**DATA PROVIDED:**

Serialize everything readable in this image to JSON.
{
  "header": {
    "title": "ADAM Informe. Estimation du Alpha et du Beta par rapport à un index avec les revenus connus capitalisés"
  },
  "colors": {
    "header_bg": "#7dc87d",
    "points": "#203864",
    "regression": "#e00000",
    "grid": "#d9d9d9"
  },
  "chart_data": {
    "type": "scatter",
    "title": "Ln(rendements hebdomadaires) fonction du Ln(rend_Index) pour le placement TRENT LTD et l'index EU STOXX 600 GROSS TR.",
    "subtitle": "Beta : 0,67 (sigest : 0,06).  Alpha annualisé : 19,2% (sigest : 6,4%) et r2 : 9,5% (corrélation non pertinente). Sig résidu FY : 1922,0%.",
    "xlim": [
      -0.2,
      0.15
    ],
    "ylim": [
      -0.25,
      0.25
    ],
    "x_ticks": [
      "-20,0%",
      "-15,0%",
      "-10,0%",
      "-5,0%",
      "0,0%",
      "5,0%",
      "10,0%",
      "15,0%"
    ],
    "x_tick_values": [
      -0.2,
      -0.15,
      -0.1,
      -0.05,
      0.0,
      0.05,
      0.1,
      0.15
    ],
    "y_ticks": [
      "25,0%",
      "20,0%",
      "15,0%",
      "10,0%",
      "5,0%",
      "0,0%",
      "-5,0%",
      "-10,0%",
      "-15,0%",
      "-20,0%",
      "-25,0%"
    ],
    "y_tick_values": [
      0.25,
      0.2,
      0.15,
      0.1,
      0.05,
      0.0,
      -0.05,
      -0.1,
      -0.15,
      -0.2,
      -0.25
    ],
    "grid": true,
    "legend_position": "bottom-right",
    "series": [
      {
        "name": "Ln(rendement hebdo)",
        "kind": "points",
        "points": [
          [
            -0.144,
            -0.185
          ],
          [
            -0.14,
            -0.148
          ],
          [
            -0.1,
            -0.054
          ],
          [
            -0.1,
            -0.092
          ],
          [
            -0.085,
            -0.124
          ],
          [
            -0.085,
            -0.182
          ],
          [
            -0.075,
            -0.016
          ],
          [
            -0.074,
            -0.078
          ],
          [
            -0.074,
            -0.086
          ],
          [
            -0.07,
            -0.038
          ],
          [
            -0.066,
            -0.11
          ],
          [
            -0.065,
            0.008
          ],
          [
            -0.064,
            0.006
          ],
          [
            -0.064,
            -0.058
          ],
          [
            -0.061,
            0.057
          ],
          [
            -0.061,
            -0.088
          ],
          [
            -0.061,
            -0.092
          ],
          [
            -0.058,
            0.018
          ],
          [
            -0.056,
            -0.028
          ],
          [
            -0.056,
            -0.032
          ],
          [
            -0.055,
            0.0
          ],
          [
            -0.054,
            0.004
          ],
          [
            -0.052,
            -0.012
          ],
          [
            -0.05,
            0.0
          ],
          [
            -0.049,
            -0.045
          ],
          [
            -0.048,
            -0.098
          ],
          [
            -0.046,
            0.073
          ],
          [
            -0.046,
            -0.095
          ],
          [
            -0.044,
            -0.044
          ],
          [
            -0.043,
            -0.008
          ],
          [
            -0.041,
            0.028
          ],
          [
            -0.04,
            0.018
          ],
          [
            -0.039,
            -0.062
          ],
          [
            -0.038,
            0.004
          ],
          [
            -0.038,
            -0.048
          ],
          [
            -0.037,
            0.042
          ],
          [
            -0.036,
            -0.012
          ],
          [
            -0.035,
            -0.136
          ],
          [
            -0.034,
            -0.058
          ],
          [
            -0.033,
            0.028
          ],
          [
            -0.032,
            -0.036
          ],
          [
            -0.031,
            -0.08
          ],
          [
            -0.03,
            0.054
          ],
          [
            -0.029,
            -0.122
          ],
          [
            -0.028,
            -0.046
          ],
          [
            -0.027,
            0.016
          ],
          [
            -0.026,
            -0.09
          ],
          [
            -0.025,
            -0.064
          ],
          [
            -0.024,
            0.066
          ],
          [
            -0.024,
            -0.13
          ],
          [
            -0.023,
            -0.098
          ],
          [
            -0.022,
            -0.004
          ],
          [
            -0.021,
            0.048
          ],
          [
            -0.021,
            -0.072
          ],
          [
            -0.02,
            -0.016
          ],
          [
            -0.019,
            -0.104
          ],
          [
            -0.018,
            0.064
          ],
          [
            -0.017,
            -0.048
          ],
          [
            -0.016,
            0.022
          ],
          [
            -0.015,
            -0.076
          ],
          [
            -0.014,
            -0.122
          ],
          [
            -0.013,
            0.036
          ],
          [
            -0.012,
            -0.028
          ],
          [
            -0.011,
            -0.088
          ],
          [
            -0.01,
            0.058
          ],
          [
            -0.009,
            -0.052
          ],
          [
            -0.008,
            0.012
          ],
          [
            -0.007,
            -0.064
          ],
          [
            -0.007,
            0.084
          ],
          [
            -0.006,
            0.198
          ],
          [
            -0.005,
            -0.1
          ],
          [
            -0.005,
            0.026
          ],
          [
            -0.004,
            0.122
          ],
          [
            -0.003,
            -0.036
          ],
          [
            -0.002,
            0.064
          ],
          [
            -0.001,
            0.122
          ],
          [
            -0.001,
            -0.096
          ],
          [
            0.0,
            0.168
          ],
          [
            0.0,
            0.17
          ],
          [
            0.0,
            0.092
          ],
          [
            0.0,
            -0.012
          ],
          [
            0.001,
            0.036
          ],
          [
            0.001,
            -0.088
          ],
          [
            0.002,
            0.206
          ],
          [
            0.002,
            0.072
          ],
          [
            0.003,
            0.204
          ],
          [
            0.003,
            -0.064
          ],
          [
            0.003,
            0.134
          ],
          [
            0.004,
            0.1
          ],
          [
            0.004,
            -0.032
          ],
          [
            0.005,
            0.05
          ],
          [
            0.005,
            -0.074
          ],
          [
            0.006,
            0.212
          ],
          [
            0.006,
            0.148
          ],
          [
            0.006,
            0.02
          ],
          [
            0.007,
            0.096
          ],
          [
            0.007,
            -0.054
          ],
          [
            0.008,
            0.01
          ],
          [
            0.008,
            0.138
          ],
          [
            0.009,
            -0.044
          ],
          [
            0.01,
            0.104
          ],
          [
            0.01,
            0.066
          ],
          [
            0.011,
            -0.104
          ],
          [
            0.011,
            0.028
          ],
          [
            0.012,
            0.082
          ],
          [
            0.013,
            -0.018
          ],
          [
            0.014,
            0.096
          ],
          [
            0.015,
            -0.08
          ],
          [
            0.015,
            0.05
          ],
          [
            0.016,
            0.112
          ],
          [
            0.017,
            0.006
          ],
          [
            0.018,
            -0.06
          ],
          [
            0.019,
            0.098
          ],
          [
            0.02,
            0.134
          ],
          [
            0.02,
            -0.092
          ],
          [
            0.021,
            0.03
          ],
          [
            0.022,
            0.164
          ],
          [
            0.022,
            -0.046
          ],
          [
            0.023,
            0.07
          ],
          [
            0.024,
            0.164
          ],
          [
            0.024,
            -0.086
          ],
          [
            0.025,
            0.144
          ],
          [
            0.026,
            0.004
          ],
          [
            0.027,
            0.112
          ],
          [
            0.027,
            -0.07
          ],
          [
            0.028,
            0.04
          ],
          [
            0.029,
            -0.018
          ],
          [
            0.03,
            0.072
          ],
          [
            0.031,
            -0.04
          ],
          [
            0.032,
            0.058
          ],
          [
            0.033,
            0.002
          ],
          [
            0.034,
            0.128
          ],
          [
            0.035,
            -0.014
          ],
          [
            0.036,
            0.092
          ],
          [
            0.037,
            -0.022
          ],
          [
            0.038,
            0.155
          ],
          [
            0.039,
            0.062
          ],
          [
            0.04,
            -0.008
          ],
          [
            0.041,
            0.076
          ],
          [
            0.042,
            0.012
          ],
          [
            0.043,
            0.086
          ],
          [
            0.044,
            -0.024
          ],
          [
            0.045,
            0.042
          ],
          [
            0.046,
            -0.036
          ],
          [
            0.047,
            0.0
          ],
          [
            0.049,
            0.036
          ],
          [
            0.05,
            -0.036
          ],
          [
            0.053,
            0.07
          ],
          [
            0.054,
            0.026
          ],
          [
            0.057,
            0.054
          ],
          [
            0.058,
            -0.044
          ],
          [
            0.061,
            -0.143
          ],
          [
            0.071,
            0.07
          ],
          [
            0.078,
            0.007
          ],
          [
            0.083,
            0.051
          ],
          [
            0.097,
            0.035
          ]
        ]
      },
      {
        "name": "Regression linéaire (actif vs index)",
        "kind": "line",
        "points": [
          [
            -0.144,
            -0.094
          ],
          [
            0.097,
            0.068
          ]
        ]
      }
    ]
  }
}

**WRITTEN PROBLEM:** Extract from the material all lines containing the string "points".

**RESPONSE TO THIS EXERCISE:**
    "points": "#203864",
        "kind": "points",
        "points": [
        "points": [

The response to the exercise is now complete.